Centrum Monitoringu Wolności Prasy działające przy Stowarzyszeniu Dziennikarzy Polskich stanęło w obronie małopolskiej kurator oświaty. Czy Barbara Nowak straci posadę za słowa o szczepieniach?
Małopolska kurator oświaty Barbara Nowak nazwała szczepienia na COVID-19 eksperymentem. Pytana o planowane wprowadzenie obowiązku szczepień dla nauczycieli kurator Nowak wyraziła się krytycznie.
– Absolutnie nie zgadzam się z pomysłem, by kogokolwiek do czegokolwiek przymuszać. Zwłaszcza, jeśli mówimy o szczepionkach, których konsekwencje – tego eksperymentu – nie są do końca stwierdzone – powiedziała.
– To jest decyzja wolna każdego wolnego człowieka. Tak powinno być – dodała.
Spotkało się to z krytyką części polityków PiS, w tym samego ministra zdrowia Adama Niedzielskiego.

Polecenie A:
Oceń, czy stwierdzenia (i), (ii) i (iii) są zgodne z prezentowanym tekstem. Przy każdym odpowiedz „tak” lub „nie” i przytocz dosłownie rozstrzygające słowa tekstu.
(i) Barbara Nowak jest kuratorem oświaty w Małopolsce.
(ii) Barbara Nowak poparła obowiązek szczepień dla nauczycieli.
(iii) Wypowiedź Barbary Nowak skrytykował minister zdrowia Adam Niedzielski.
Polecenie B: Która instytucja według prezentowanego tekstu stanęła w obronie małopolskiej kurator oświaty?
Polecenie C: Przepisz dokładnie fragment prezentowanego tekstu od słów „Centrum Monitoringu Wolności” aż do słów „stwierdzone – powiedziała.” włącznie.
Materiał nie ma żadnego związku z prezentowanym tekstem i nie służy do wykonania zadań.

Wpisy zbioru danych:

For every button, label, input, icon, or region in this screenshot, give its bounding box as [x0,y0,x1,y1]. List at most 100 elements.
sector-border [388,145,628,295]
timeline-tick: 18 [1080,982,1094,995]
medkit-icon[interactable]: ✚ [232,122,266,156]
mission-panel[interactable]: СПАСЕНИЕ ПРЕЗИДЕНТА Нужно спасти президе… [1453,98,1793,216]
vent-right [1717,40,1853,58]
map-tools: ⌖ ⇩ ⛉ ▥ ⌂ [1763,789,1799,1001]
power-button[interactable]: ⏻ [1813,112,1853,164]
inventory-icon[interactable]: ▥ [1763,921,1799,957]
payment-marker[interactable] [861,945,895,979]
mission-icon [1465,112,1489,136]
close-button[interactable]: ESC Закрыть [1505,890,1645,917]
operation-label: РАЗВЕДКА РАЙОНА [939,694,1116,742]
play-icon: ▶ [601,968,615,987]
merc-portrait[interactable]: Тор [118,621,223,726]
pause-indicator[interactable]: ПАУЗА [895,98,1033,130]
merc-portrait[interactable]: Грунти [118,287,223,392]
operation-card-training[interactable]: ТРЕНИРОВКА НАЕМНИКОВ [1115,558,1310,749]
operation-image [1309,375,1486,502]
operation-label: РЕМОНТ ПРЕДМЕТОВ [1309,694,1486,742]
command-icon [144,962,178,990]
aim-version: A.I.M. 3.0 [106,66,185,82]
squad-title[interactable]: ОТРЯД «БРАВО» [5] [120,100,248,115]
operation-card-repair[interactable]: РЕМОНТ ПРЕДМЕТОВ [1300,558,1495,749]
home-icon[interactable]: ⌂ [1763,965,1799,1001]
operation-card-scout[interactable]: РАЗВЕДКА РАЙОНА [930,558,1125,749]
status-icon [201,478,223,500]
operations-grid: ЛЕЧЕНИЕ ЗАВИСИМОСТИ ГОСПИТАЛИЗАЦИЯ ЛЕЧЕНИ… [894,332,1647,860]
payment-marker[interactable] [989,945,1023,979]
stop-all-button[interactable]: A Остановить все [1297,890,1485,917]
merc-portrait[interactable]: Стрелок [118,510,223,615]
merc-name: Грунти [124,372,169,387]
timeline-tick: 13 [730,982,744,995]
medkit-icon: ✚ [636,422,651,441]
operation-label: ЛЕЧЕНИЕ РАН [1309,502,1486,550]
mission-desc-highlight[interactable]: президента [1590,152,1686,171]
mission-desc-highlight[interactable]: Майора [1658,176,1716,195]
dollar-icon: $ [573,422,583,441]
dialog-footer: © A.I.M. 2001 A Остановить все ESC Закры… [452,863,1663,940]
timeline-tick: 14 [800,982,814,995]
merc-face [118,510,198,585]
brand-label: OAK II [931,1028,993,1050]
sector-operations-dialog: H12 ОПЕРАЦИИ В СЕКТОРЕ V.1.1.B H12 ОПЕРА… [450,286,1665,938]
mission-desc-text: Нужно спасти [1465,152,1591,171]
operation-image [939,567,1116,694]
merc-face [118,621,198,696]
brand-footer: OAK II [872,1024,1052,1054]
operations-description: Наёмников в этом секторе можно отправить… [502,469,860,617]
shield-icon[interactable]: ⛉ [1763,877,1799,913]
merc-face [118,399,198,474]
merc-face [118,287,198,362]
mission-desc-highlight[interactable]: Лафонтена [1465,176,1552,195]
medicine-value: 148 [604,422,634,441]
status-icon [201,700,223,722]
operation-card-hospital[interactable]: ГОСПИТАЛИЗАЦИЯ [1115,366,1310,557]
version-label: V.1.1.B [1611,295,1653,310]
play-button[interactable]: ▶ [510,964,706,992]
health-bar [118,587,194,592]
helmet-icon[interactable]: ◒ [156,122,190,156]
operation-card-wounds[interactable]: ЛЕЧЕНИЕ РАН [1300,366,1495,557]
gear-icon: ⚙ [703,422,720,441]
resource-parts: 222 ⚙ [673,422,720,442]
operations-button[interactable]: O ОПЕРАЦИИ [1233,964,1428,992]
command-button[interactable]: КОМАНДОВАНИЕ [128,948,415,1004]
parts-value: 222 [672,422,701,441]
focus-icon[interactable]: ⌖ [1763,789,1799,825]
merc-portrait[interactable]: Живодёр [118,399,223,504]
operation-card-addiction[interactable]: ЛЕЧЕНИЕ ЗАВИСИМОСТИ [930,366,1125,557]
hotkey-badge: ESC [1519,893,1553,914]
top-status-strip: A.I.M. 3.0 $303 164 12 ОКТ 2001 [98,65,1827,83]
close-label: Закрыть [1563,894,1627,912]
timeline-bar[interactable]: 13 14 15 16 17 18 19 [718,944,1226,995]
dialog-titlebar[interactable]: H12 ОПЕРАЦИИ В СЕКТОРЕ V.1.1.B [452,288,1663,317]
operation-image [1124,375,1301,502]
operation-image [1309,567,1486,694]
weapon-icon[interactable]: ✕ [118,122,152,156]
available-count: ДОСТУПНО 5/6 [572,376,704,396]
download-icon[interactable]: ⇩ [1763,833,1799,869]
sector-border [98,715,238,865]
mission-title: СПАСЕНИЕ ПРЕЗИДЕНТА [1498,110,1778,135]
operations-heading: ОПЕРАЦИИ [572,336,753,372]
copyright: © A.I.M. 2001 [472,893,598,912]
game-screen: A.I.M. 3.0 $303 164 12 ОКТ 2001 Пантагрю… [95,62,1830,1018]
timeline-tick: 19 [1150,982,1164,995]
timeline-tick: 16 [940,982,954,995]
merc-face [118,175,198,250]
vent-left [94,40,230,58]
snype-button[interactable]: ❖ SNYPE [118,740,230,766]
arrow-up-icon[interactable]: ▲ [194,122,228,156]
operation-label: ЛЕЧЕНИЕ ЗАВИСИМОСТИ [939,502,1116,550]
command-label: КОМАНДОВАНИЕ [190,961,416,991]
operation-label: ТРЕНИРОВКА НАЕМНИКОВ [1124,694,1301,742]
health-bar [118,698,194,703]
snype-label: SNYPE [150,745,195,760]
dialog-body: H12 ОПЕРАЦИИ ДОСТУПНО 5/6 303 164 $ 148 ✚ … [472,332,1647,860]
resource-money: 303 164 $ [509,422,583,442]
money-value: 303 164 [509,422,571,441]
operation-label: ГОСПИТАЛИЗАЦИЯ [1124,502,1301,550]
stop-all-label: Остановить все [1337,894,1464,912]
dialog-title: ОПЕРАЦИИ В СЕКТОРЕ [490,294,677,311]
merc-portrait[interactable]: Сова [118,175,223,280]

Wynik zadania A:
(i) Tak: „Małopolska kurator oświaty Barbara Nowak”.
(ii) Nie: „Absolutnie nie zgadzam się z pomysłem, by kogokolwiek do czegokolwiek przymuszać.”
(iii) Tak: „Spotkało się to z krytyką części polityków PiS, w tym samego ministra zdrowia Adama Niedzielskiego.”

Wynik zadania B: Centrum Monitoringu Wolności Prasy działające przy Stowarzyszeniu Dziennikarzy Polskich.

Wynik zadania C:
Centrum Monitoringu Wolności Prasy działające przy Stowarzyszeniu Dziennikarzy Polskich stanęło w obronie małopolskiej kurator oświaty. Czy Barbara Nowak straci posadę za słowa o szczepieniach?
Małopolska kurator oświaty Barbara Nowak nazwała szczepienia na COVID-19 eksperymentem. Pytana o planowane wprowadzenie obowiązku szczepień dla nauczycieli kurator Nowak wyraziła się krytycznie.
– Absolutnie nie zgadzam się z pomysłem, by kogokolwiek do czegokolwiek przymuszać. Zwłaszcza, jeśli mówimy o szczepionkach, których konsekwencje – tego eksperymentu – nie są do końca stwierdzone – powiedziała.